Schriftliche Aufgabe: Wandle die Zeilen der Auflistung unten vom Anfang bis einschließlich der Zeile mit "431, 867, 445]" in eine Markdown-Tabelle mit den Spalten "Nr." und "Zeile" um. Leerzeilen lässt du dabei weg.

(Auflistung aus einer Sammlung)
#####
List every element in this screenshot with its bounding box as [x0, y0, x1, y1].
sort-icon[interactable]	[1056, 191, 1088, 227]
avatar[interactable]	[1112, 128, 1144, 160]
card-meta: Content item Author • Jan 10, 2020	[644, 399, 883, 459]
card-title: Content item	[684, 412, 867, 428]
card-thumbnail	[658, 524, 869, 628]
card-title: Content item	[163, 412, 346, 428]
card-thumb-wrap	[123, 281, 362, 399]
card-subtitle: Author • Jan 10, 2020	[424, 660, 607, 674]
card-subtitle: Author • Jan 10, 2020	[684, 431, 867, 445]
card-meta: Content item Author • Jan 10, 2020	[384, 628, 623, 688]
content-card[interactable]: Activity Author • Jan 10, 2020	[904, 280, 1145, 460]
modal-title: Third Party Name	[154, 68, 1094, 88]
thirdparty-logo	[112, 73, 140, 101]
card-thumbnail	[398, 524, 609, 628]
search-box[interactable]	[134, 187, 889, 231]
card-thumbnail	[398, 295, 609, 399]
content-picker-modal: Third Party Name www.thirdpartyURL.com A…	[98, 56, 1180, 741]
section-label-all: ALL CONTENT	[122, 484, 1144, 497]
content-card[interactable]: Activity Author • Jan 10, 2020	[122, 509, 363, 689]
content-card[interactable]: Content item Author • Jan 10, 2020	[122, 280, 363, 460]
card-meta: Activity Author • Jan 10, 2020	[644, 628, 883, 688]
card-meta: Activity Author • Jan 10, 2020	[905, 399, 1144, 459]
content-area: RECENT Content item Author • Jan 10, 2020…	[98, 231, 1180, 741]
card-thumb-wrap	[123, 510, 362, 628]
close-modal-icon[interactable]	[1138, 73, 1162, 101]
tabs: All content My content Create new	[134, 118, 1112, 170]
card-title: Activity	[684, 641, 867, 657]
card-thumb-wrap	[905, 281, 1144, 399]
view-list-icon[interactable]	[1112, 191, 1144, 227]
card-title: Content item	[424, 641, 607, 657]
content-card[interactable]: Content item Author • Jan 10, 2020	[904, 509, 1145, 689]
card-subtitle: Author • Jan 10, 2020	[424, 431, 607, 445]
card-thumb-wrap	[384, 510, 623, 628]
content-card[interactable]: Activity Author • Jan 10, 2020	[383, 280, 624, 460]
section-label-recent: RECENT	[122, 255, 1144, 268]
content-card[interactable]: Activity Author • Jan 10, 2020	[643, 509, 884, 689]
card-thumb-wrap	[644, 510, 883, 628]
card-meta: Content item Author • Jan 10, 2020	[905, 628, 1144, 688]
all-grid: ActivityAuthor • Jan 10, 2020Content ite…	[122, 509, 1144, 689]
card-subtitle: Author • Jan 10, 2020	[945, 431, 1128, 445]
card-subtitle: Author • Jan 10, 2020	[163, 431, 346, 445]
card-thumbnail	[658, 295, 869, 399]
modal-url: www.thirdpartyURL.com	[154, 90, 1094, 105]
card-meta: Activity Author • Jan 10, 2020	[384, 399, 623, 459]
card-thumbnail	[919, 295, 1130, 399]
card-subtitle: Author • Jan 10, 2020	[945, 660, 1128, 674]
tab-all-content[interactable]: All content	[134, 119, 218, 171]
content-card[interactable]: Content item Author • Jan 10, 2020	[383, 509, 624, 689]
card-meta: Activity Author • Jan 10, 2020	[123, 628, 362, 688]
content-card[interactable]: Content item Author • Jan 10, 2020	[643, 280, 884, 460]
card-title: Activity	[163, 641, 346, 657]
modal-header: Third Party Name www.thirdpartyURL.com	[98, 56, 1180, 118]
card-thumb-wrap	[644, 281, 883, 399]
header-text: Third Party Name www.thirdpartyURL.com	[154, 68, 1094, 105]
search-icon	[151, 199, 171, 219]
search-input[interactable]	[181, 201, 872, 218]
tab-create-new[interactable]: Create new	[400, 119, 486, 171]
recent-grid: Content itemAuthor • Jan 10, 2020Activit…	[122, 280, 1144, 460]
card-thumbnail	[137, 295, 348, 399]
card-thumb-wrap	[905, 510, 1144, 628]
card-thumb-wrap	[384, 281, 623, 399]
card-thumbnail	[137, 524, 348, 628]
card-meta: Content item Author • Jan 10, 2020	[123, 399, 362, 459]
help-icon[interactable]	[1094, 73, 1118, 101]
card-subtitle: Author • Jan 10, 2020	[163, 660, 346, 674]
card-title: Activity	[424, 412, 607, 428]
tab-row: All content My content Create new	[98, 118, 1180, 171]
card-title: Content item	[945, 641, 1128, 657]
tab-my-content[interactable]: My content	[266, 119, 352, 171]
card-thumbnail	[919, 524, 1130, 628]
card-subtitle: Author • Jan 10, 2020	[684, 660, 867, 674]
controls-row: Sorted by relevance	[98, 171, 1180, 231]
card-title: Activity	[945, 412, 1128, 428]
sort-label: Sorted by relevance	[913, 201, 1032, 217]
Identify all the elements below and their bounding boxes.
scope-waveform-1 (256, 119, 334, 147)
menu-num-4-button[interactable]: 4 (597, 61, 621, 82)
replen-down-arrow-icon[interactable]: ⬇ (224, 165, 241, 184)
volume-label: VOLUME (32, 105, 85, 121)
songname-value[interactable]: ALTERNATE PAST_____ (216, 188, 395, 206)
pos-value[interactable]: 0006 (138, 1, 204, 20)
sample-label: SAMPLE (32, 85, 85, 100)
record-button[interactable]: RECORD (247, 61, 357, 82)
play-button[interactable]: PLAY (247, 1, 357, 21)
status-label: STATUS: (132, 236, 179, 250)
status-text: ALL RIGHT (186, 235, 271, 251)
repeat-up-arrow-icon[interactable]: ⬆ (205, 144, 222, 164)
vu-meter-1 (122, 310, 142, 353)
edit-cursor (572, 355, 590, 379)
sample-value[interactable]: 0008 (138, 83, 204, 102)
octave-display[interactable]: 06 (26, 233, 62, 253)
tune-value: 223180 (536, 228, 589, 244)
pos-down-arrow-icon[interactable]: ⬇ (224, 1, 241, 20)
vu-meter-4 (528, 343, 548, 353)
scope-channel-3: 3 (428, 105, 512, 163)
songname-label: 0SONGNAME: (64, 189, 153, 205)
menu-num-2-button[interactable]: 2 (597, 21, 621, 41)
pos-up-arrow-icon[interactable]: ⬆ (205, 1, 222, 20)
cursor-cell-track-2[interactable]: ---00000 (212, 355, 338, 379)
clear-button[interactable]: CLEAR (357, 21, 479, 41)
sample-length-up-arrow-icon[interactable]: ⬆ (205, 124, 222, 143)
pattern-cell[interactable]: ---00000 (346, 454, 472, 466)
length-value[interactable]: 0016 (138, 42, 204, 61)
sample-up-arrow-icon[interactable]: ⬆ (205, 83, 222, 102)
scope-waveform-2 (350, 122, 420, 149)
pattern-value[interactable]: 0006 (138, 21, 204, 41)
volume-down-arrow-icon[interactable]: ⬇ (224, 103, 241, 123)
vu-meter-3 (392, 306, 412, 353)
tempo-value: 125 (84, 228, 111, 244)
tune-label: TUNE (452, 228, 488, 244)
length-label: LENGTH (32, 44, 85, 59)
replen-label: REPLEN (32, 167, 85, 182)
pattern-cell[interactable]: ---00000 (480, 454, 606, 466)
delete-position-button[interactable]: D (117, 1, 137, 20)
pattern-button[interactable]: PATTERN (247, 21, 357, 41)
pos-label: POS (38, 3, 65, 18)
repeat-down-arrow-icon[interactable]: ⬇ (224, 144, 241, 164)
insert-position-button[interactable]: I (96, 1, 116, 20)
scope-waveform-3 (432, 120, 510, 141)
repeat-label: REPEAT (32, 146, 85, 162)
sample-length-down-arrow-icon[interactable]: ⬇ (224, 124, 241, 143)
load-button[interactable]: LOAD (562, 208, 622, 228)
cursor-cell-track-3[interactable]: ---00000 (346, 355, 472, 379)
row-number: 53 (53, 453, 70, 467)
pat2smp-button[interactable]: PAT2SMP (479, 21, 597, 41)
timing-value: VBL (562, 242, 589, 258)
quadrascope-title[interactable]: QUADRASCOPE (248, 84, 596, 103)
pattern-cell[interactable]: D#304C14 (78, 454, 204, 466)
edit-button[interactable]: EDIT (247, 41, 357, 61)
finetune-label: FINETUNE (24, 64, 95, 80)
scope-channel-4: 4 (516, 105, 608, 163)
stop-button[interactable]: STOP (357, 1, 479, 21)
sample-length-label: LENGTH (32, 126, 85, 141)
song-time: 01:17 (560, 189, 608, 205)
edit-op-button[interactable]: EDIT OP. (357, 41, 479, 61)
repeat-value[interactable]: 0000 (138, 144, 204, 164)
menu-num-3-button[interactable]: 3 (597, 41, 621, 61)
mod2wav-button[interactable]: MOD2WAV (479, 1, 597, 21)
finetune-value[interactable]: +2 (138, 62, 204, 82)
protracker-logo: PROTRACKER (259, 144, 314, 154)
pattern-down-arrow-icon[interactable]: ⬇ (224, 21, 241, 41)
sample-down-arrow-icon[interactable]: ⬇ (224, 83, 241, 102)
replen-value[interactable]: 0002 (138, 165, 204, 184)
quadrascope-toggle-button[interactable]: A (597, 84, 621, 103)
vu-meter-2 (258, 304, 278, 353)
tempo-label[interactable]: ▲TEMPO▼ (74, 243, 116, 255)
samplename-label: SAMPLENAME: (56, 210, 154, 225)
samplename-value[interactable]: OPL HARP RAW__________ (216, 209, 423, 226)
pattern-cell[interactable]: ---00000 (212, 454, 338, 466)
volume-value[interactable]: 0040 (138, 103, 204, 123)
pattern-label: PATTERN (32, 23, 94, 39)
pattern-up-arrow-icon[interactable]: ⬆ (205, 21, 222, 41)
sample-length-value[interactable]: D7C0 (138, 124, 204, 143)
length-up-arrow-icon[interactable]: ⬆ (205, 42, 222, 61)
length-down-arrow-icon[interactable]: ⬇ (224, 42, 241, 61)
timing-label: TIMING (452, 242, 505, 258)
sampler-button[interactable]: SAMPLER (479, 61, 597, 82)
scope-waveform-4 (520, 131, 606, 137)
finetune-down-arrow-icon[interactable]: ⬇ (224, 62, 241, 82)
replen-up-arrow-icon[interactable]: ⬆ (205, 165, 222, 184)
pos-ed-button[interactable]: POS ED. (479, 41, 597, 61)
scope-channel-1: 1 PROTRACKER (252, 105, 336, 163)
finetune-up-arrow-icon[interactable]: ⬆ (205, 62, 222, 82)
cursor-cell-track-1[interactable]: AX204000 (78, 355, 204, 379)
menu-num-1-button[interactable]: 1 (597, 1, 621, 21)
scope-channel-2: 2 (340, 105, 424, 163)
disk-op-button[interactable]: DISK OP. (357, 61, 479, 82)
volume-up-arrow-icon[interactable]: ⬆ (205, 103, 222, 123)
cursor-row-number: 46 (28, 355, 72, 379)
#####
Antwort zur Aufgabe:
| Nr. | Zeile |
|---|---|
| 1 | List every element in this screenshot with its bounding box as [x0, y0, x1, y1]. |
| 2 | sort-icon[interactable]	[1056, 191, 1088, 227] |
| 3 | avatar[interactable]	[1112, 128, 1144, 160] |
| 4 | card-meta: Content item Author • Jan 10, 2020	[644, 399, 883, 459] |
| 5 | card-title: Content item	[684, 412, 867, 428] |
| 6 | card-thumbnail	[658, 524, 869, 628] |
| 7 | card-title: Content item	[163, 412, 346, 428] |
| 8 | card-thumb-wrap	[123, 281, 362, 399] |
| 9 | card-subtitle: Author • Jan 10, 2020	[424, 660, 607, 674] |
| 10 | card-subtitle: Author • Jan 10, 2020	[684, 431, 867, 445] |